(Dataset items)
******

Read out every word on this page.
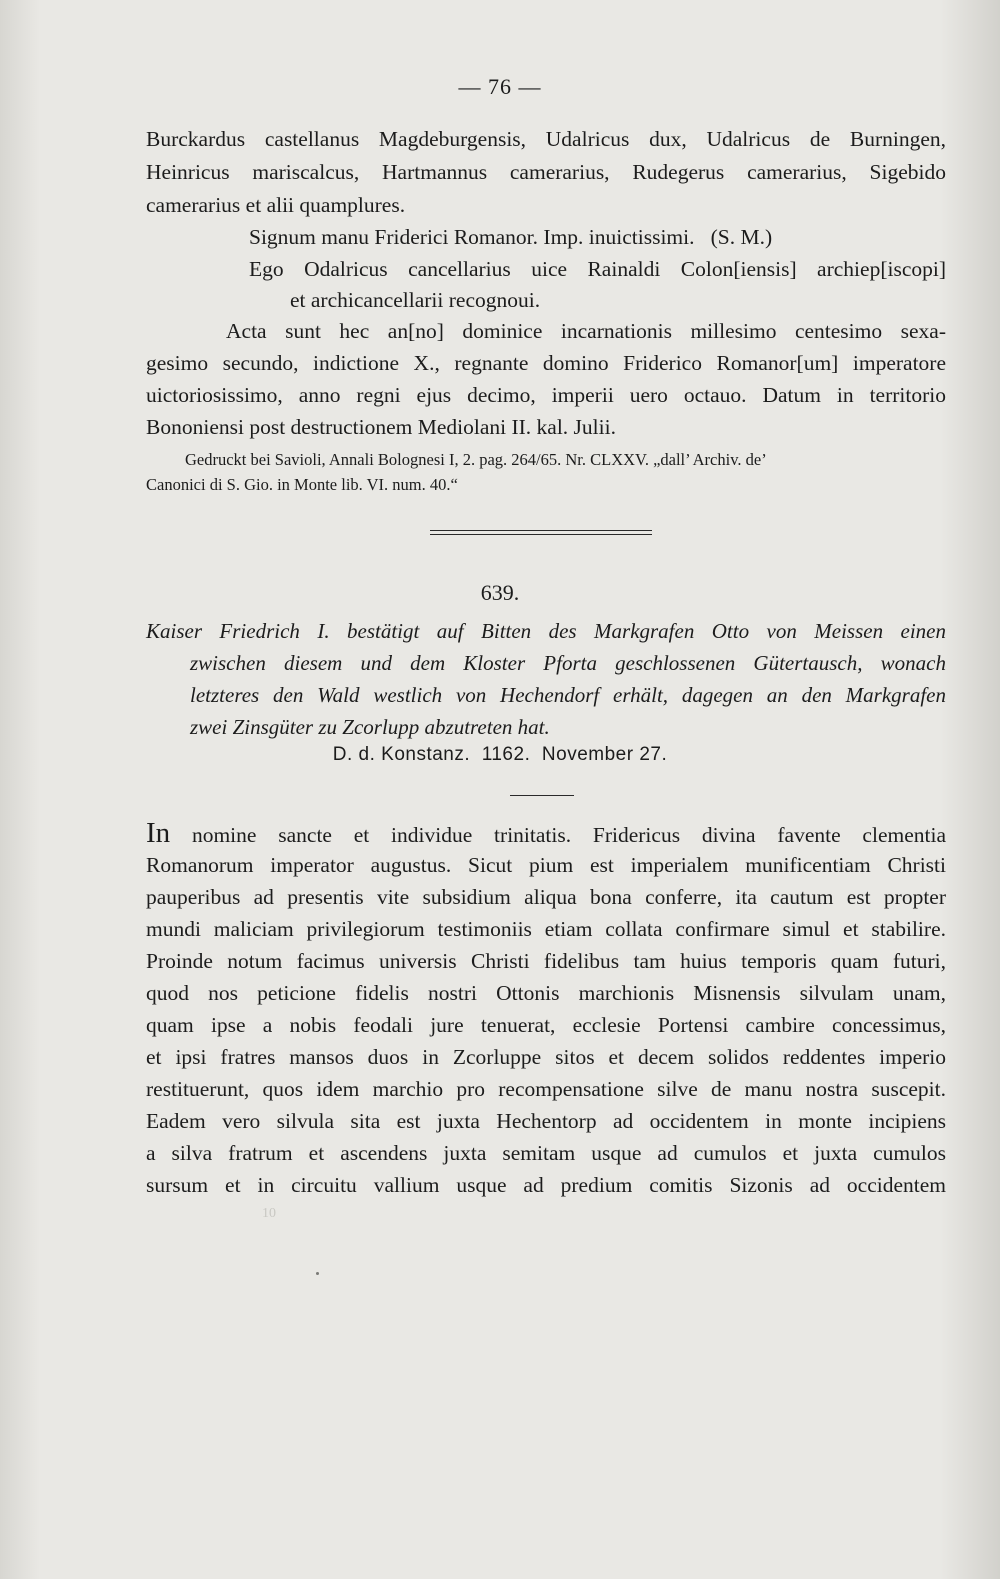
— 76 —
Burckardus castellanus Magdeburgensis, Udalricus dux, Udalricus de Burningen,
Heinricus mariscalcus, Hartmannus camerarius, Rudegerus camerarius, Sigebido
camerarius et alii quamplures.
Signum manu Friderici Romanor. Imp. inuictissimi.   (S. M.)
Ego Odalricus cancellarius uice Rainaldi Colon[iensis] archiep[iscopi]
et archicancellarii recognoui.
Acta sunt hec an[no] dominice incarnationis millesimo centesimo sexa-
gesimo secundo, indictione X., regnante domino Friderico Romanor[um] imperatore
uictoriosissimo, anno regni ejus decimo, imperii uero octauo. Datum in territorio
Bononiensi post destructionem Mediolani II. kal. Julii.
Gedruckt bei Savioli, Annali Bolognesi I, 2. pag. 264/65. Nr. CLXXV. „dall’ Archiv. de’
Canonici di S. Gio. in Monte lib. VI. num. 40.“
639.
Kaiser Friedrich I. bestätigt auf Bitten des Markgrafen Otto von Meissen einen
zwischen diesem und dem Kloster Pforta geschlossenen Gütertausch, wonach
letzteres den Wald westlich von Hechendorf erhält, dagegen an den Markgrafen
zwei Zinsgüter zu Zcorlupp abzutreten hat.
D. d. Konstanz.  1162.  November 27.
In nomine sancte et individue trinitatis. Fridericus divina favente clementia
Romanorum imperator augustus. Sicut pium est imperialem munificentiam Christi
pauperibus ad presentis vite subsidium aliqua bona conferre, ita cautum est propter
mundi maliciam privilegiorum testimoniis etiam collata confirmare simul et stabilire.
Proinde notum facimus universis Christi fidelibus tam huius temporis quam futuri,
quod nos peticione fidelis nostri Ottonis marchionis Misnensis silvulam unam,
quam ipse a nobis feodali jure tenuerat, ecclesie Portensi cambire concessimus,
et ipsi fratres mansos duos in Zcorluppe sitos et decem solidos reddentes imperio
restituerunt, quos idem marchio pro recompensatione silve de manu nostra suscepit.
Eadem vero silvula sita est juxta Hechentorp ad occidentem in monte incipiens
a silva fratrum et ascendens juxta semitam usque ad cumulos et juxta cumulos
sursum et in circuitu vallium usque ad predium comitis Sizonis ad occidentem
10
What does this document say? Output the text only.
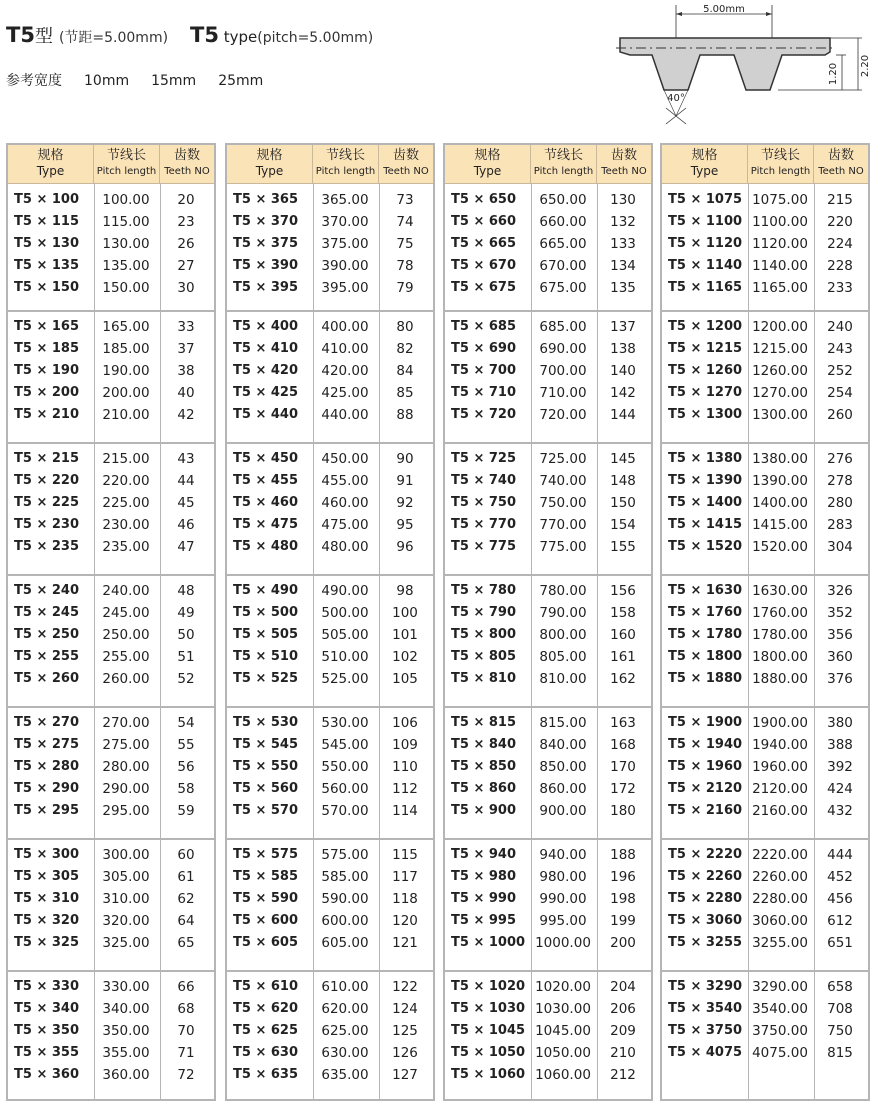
T5型 (节距=5.00mm) T5 type(pitch=5.00mm)
参考宽度 10mm 15mm 25mm
5.00mm
2.20
1.20
40°
规格
Type
节线长
Pitch length
齿数
Teeth NO
T5 × 100	100.00	20
T5 × 115	115.00	23
T5 × 130	130.00	26
T5 × 135	135.00	27
T5 × 150	150.00	30
T5 × 165	165.00	33
T5 × 185	185.00	37
T5 × 190	190.00	38
T5 × 200	200.00	40
T5 × 210	210.00	42
T5 × 215	215.00	43
T5 × 220	220.00	44
T5 × 225	225.00	45
T5 × 230	230.00	46
T5 × 235	235.00	47
T5 × 240	240.00	48
T5 × 245	245.00	49
T5 × 250	250.00	50
T5 × 255	255.00	51
T5 × 260	260.00	52
T5 × 270	270.00	54
T5 × 275	275.00	55
T5 × 280	280.00	56
T5 × 290	290.00	58
T5 × 295	295.00	59
T5 × 300	300.00	60
T5 × 305	305.00	61
T5 × 310	310.00	62
T5 × 320	320.00	64
T5 × 325	325.00	65
T5 × 330	330.00	66
T5 × 340	340.00	68
T5 × 350	350.00	70
T5 × 355	355.00	71
T5 × 360	360.00	72
规格
Type
节线长
Pitch length
齿数
Teeth NO
T5 × 365	365.00	73
T5 × 370	370.00	74
T5 × 375	375.00	75
T5 × 390	390.00	78
T5 × 395	395.00	79
T5 × 400	400.00	80
T5 × 410	410.00	82
T5 × 420	420.00	84
T5 × 425	425.00	85
T5 × 440	440.00	88
T5 × 450	450.00	90
T5 × 455	455.00	91
T5 × 460	460.00	92
T5 × 475	475.00	95
T5 × 480	480.00	96
T5 × 490	490.00	98
T5 × 500	500.00	100
T5 × 505	505.00	101
T5 × 510	510.00	102
T5 × 525	525.00	105
T5 × 530	530.00	106
T5 × 545	545.00	109
T5 × 550	550.00	110
T5 × 560	560.00	112
T5 × 570	570.00	114
T5 × 575	575.00	115
T5 × 585	585.00	117
T5 × 590	590.00	118
T5 × 600	600.00	120
T5 × 605	605.00	121
T5 × 610	610.00	122
T5 × 620	620.00	124
T5 × 625	625.00	125
T5 × 630	630.00	126
T5 × 635	635.00	127
规格
Type
节线长
Pitch length
齿数
Teeth NO
T5 × 650	650.00	130
T5 × 660	660.00	132
T5 × 665	665.00	133
T5 × 670	670.00	134
T5 × 675	675.00	135
T5 × 685	685.00	137
T5 × 690	690.00	138
T5 × 700	700.00	140
T5 × 710	710.00	142
T5 × 720	720.00	144
T5 × 725	725.00	145
T5 × 740	740.00	148
T5 × 750	750.00	150
T5 × 770	770.00	154
T5 × 775	775.00	155
T5 × 780	780.00	156
T5 × 790	790.00	158
T5 × 800	800.00	160
T5 × 805	805.00	161
T5 × 810	810.00	162
T5 × 815	815.00	163
T5 × 840	840.00	168
T5 × 850	850.00	170
T5 × 860	860.00	172
T5 × 900	900.00	180
T5 × 940	940.00	188
T5 × 980	980.00	196
T5 × 990	990.00	198
T5 × 995	995.00	199
T5 × 1000 1000.00	200
T5 × 1020 1020.00	204
T5 × 1030 1030.00	206
T5 × 1045 1045.00	209
T5 × 1050 1050.00	210
T5 × 1060 1060.00	212
规格
Type
节线长
Pitch length
齿数
Teeth NO
T5 × 1075 1075.00	215
T5 × 1100 1100.00	220
T5 × 1120 1120.00	224
T5 × 1140 1140.00	228
T5 × 1165 1165.00	233
T5 × 1200 1200.00	240
T5 × 1215 1215.00	243
T5 × 1260 1260.00	252
T5 × 1270 1270.00	254
T5 × 1300 1300.00	260
T5 × 1380 1380.00	276
T5 × 1390 1390.00	278
T5 × 1400 1400.00	280
T5 × 1415 1415.00	283
T5 × 1520 1520.00	304
T5 × 1630 1630.00	326
T5 × 1760 1760.00	352
T5 × 1780 1780.00	356
T5 × 1800 1800.00	360
T5 × 1880 1880.00	376
T5 × 1900 1900.00	380
T5 × 1940 1940.00	388
T5 × 1960 1960.00	392
T5 × 2120 2120.00	424
T5 × 2160 2160.00	432
T5 × 2220 2220.00	444
T5 × 2260 2260.00	452
T5 × 2280 2280.00	456
T5 × 3060 3060.00	612
T5 × 3255 3255.00	651
T5 × 3290 3290.00	658
T5 × 3540 3540.00	708
T5 × 3750 3750.00	750
T5 × 4075 4075.00	815
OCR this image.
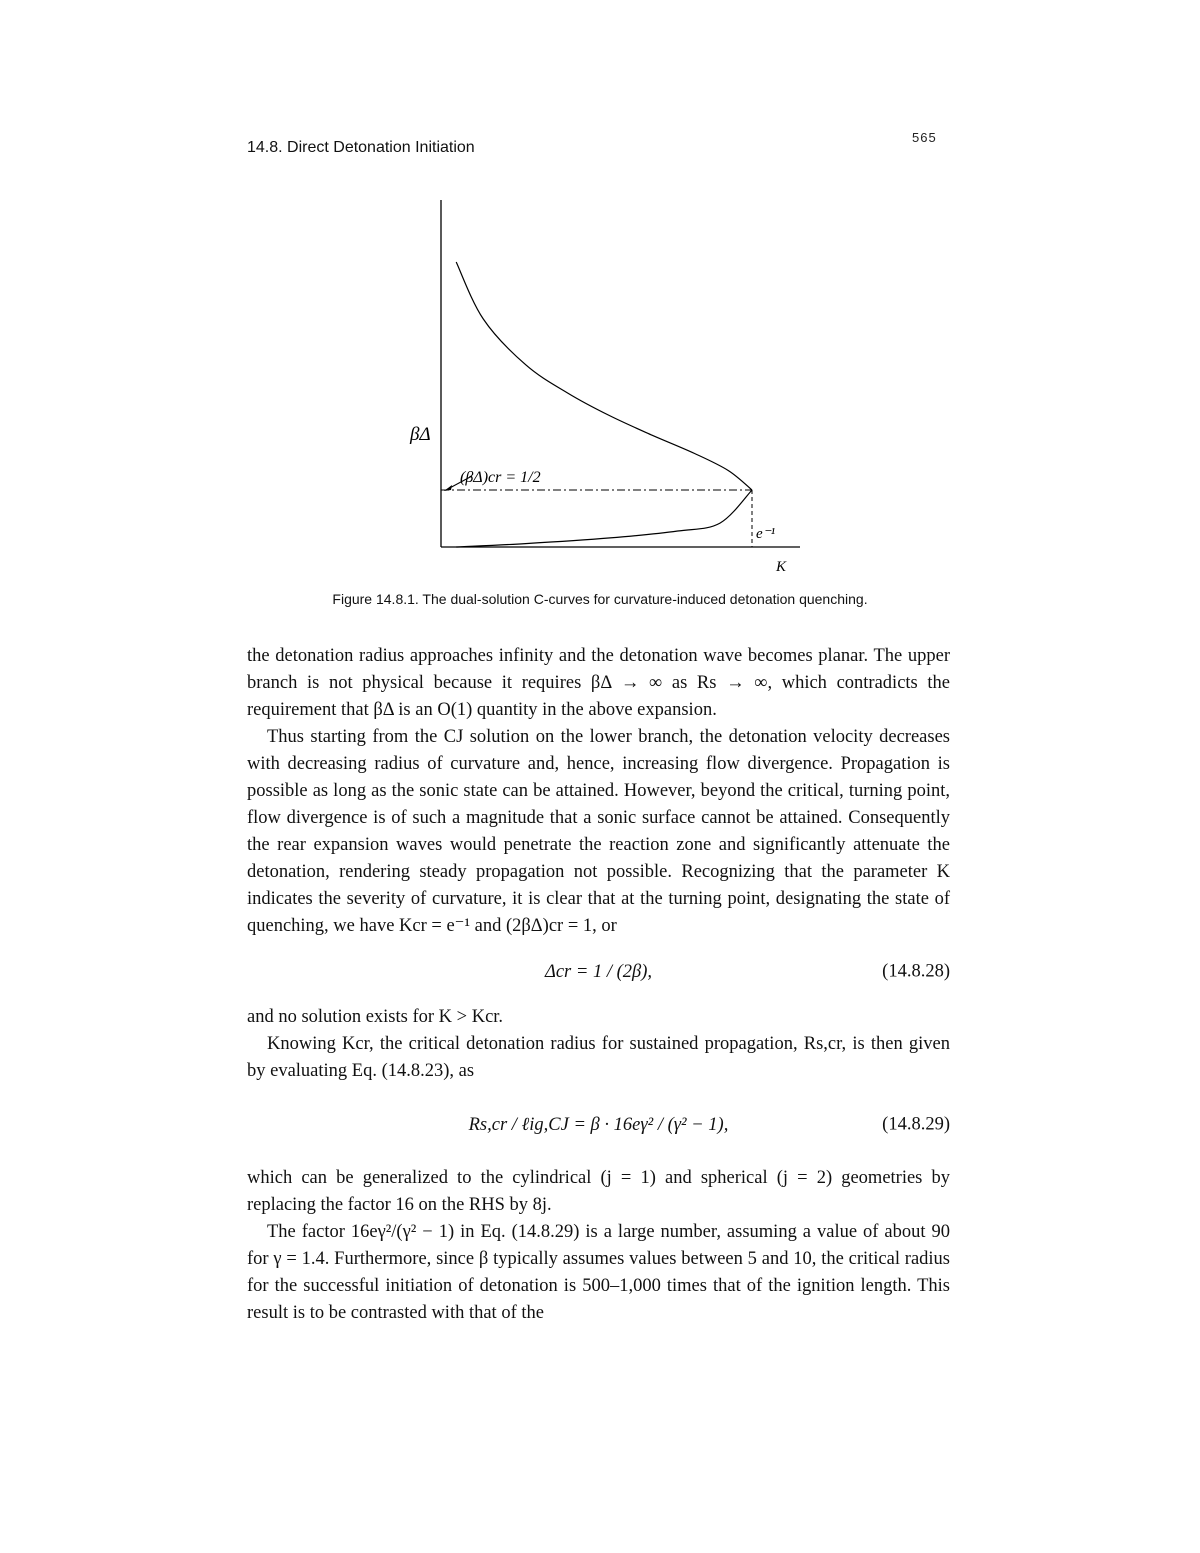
14.8. Direct Detonation Initiation
565
βΔ
(βΔ)cr = 1/2
e⁻¹
K
Figure 14.8.1. The dual-solution C-curves for curvature-induced detonation quenching.

the detonation radius approaches infinity and the detonation wave becomes planar. The upper branch is not physical because it requires βΔ → ∞ as Rs → ∞, which contradicts the requirement that βΔ is an O(1) quantity in the above expansion.

Thus starting from the CJ solution on the lower branch, the detonation velocity decreases with decreasing radius of curvature and, hence, increasing flow divergence. Propagation is possible as long as the sonic state can be attained. However, beyond the critical, turning point, flow divergence is of such a magnitude that a sonic surface cannot be attained. Consequently the rear expansion waves would penetrate the reaction zone and significantly attenuate the detonation, rendering steady propagation not possible. Recognizing that the parameter K indicates the severity of curvature, it is clear that at the turning point, designating the state of quenching, we have Kcr = e⁻¹ and (2βΔ)cr = 1, or

Δcr = 1 / (2β),	(14.8.28)

and no solution exists for K > Kcr.

Knowing Kcr, the critical detonation radius for sustained propagation, Rs,cr, is then given by evaluating Eq. (14.8.23), as

Rs,cr / ℓig,CJ = β · 16eγ² / (γ² − 1),	(14.8.29)

which can be generalized to the cylindrical (j = 1) and spherical (j = 2) geometries by replacing the factor 16 on the RHS by 8j.

The factor 16eγ²/(γ² − 1) in Eq. (14.8.29) is a large number, assuming a value of about 90 for γ = 1.4. Furthermore, since β typically assumes values between 5 and 10, the critical radius for the successful initiation of detonation is 500–1,000 times that of the ignition length. This result is to be contrasted with that of the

******

● **YOUR INSTRUCTIONS**: Identify the lines of the entries containing the string "Christi". Copy each such line.

● **RIGHT ANSWER**:
Romanorum imperator augustus. Sicut pium est imperialem munificentiam Christi
Proinde notum facimus universis Christi fidelibus tam huius temporis quam futuri,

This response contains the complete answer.